[START Information shown]
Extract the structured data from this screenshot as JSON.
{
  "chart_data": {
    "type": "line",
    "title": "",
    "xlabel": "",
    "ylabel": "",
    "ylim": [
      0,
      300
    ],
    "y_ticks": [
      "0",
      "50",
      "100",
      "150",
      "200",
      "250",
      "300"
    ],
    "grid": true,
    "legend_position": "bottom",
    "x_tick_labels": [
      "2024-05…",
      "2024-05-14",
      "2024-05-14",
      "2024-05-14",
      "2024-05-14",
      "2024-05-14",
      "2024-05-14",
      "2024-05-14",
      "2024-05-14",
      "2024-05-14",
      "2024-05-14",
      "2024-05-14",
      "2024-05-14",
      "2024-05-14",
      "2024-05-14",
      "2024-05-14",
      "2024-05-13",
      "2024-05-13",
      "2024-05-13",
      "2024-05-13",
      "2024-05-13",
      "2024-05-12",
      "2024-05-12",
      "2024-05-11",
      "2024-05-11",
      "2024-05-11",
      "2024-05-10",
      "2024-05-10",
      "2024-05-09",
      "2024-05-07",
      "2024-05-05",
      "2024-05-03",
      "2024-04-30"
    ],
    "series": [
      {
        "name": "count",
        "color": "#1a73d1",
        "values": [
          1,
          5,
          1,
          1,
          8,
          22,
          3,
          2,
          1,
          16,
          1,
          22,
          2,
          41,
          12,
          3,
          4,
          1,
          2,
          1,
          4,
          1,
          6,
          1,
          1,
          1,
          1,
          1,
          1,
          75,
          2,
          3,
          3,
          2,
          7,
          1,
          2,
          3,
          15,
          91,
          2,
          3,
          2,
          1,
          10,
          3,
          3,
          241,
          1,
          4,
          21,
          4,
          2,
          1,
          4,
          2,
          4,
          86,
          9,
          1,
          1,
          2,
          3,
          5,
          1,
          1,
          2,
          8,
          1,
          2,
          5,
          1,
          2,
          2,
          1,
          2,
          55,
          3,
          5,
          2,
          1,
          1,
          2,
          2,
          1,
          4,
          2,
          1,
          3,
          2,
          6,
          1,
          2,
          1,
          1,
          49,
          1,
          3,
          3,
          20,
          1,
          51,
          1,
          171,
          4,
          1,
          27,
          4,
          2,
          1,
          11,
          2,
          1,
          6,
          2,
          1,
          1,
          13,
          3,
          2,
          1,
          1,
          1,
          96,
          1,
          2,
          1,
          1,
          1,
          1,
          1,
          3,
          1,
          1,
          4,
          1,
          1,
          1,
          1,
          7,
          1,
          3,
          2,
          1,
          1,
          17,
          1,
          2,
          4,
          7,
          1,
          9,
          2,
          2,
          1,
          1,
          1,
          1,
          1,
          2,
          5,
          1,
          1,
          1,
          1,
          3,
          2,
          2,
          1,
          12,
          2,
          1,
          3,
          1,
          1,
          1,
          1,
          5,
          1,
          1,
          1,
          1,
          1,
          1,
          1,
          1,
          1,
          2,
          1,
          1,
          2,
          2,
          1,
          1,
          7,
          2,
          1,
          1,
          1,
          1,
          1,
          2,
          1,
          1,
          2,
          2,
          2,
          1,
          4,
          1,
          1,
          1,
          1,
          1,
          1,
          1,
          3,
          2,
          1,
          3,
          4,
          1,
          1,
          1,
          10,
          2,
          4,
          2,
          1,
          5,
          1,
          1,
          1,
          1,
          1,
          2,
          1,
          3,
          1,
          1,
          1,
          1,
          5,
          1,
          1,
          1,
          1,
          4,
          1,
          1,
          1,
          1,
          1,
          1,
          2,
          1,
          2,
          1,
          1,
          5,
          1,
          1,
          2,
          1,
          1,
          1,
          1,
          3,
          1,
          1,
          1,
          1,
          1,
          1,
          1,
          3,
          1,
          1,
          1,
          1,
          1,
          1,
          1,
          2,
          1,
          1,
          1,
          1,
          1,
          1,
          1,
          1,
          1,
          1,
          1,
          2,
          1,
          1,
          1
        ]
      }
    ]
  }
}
[END Information shown]
The full set of records should be duplicated exactly.

◆ Exercise response:
Extract the structured data from this screenshot as JSON.
{
  "chart_data": {
    "type": "line",
    "title": "",
    "xlabel": "",
    "ylabel": "",
    "ylim": [
      0,
      300
    ],
    "y_ticks": [
      "0",
      "50",
      "100",
      "150",
      "200",
      "250",
      "300"
    ],
    "grid": true,
    "legend_position": "bottom",
    "x_tick_labels": [
      "2024-05…",
      "2024-05-14",
      "2024-05-14",
      "2024-05-14",
      "2024-05-14",
      "2024-05-14",
      "2024-05-14",
      "2024-05-14",
      "2024-05-14",
      "2024-05-14",
      "2024-05-14",
      "2024-05-14",
      "2024-05-14",
      "2024-05-14",
      "2024-05-14",
      "2024-05-14",
      "2024-05-13",
      "2024-05-13",
      "2024-05-13",
      "2024-05-13",
      "2024-05-13",
      "2024-05-12",
      "2024-05-12",
      "2024-05-11",
      "2024-05-11",
      "2024-05-11",
      "2024-05-10",
      "2024-05-10",
      "2024-05-09",
      "2024-05-07",
      "2024-05-05",
      "2024-05-03",
      "2024-04-30"
    ],
    "series": [
      {
        "name": "count",
        "color": "#1a73d1",
        "values": [
          1,
          5,
          1,
          1,
          8,
          22,
          3,
          2,
          1,
          16,
          1,
          22,
          2,
          41,
          12,
          3,
          4,
          1,
          2,
          1,
          4,
          1,
          6,
          1,
          1,
          1,
          1,
          1,
          1,
          75,
          2,
          3,
          3,
          2,
          7,
          1,
          2,
          3,
          15,
          91,
          2,
          3,
          2,
          1,
          10,
          3,
          3,
          241,
          1,
          4,
          21,
          4,
          2,
          1,
          4,
          2,
          4,
          86,
          9,
          1,
          1,
          2,
          3,
          5,
          1,
          1,
          2,
          8,
          1,
          2,
          5,
          1,
          2,
          2,
          1,
          2,
          55,
          3,
          5,
          2,
          1,
          1,
          2,
          2,
          1,
          4,
          2,
          1,
          3,
          2,
          6,
          1,
          2,
          1,
          1,
          49,
          1,
          3,
          3,
          20,
          1,
          51,
          1,
          171,
          4,
          1,
          27,
          4,
          2,
          1,
          11,
          2,
          1,
          6,
          2,
          1,
          1,
          13,
          3,
          2,
          1,
          1,
          1,
          96,
          1,
          2,
          1,
          1,
          1,
          1,
          1,
          3,
          1,
          1,
          4,
          1,
          1,
          1,
          1,
          7,
          1,
          3,
          2,
          1,
          1,
          17,
          1,
          2,
          4,
          7,
          1,
          9,
          2,
          2,
          1,
          1,
          1,
          1,
          1,
          2,
          5,
          1,
          1,
          1,
          1,
          3,
          2,
          2,
          1,
          12,
          2,
          1,
          3,
          1,
          1,
          1,
          1,
          5,
          1,
          1,
          1,
          1,
          1,
          1,
          1,
          1,
          1,
          2,
          1,
          1,
          2,
          2,
          1,
          1,
          7,
          2,
          1,
          1,
          1,
          1,
          1,
          2,
          1,
          1,
          2,
          2,
          2,
          1,
          4,
          1,
          1,
          1,
          1,
          1,
          1,
          1,
          3,
          2,
          1,
          3,
          4,
          1,
          1,
          1,
          10,
          2,
          4,
          2,
          1,
          5,
          1,
          1,
          1,
          1,
          1,
          2,
          1,
          3,
          1,
          1,
          1,
          1,
          5,
          1,
          1,
          1,
          1,
          4,
          1,
          1,
          1,
          1,
          1,
          1,
          2,
          1,
          2,
          1,
          1,
          5,
          1,
          1,
          2,
          1,
          1,
          1,
          1,
          3,
          1,
          1,
          1,
          1,
          1,
          1,
          1,
          3,
          1,
          1,
          1,
          1,
          1,
          1,
          1,
          2,
          1,
          1,
          1,
          1,
          1,
          1,
          1,
          1,
          1,
          1,
          1,
          2,
          1,
          1,
          1
        ]
      }
    ]
  }
}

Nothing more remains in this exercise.